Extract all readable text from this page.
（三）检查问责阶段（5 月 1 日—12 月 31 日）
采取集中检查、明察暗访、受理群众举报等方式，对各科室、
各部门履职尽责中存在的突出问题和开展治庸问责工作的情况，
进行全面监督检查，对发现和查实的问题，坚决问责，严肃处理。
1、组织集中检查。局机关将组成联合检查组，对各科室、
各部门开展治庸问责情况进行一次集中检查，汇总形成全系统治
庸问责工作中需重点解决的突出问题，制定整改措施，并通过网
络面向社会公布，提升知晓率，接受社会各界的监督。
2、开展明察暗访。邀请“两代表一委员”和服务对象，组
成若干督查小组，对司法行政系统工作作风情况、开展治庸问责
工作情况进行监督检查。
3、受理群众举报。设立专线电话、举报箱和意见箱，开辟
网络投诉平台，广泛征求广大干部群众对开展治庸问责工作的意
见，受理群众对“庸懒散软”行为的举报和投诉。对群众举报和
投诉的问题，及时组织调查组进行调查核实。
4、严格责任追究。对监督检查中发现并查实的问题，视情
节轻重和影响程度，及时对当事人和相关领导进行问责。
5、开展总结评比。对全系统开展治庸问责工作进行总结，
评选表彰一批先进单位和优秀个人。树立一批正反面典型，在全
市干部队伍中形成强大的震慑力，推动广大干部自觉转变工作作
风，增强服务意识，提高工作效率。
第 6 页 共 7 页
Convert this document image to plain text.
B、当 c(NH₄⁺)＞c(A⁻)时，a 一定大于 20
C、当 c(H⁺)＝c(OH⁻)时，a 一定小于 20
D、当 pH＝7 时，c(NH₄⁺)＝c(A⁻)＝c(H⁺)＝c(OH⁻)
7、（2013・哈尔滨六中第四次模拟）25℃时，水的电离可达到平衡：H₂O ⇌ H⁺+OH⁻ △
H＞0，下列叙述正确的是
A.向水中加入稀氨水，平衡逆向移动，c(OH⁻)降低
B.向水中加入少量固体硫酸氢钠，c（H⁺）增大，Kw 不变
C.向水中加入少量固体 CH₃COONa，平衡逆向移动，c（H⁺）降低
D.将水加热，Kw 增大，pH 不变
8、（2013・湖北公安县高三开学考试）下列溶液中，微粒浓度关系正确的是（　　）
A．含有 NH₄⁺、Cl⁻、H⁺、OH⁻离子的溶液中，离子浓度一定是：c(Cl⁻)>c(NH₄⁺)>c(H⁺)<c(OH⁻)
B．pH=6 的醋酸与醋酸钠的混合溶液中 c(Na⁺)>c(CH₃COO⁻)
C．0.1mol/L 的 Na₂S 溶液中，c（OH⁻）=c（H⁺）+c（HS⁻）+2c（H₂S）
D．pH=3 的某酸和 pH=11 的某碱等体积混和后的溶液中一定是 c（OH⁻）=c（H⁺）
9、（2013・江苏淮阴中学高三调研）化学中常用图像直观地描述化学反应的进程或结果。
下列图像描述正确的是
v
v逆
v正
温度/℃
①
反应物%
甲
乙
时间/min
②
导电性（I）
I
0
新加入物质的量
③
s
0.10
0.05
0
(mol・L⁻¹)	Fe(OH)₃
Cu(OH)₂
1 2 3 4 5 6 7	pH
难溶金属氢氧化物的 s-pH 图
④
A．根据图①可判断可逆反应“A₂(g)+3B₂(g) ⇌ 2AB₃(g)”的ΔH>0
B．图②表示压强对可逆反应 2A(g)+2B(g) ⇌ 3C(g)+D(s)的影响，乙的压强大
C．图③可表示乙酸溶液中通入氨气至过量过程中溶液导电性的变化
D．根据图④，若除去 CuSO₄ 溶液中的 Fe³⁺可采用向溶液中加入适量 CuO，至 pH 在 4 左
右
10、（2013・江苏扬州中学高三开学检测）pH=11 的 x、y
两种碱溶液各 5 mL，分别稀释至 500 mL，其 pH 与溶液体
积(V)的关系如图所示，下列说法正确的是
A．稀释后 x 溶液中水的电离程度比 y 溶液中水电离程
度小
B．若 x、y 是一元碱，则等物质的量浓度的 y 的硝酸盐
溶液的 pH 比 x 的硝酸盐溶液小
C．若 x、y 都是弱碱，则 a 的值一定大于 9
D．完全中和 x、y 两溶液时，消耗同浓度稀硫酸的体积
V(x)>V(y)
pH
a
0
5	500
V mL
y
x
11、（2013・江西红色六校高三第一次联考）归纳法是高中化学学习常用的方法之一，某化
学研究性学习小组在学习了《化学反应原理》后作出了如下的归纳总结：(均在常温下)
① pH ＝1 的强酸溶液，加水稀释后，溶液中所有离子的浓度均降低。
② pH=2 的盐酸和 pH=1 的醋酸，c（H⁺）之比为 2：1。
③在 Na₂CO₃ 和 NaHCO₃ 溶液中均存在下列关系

- - -

Given instruction: Report how many lines of the entries hold the string "this". Provide the number alone.

Final answer: 2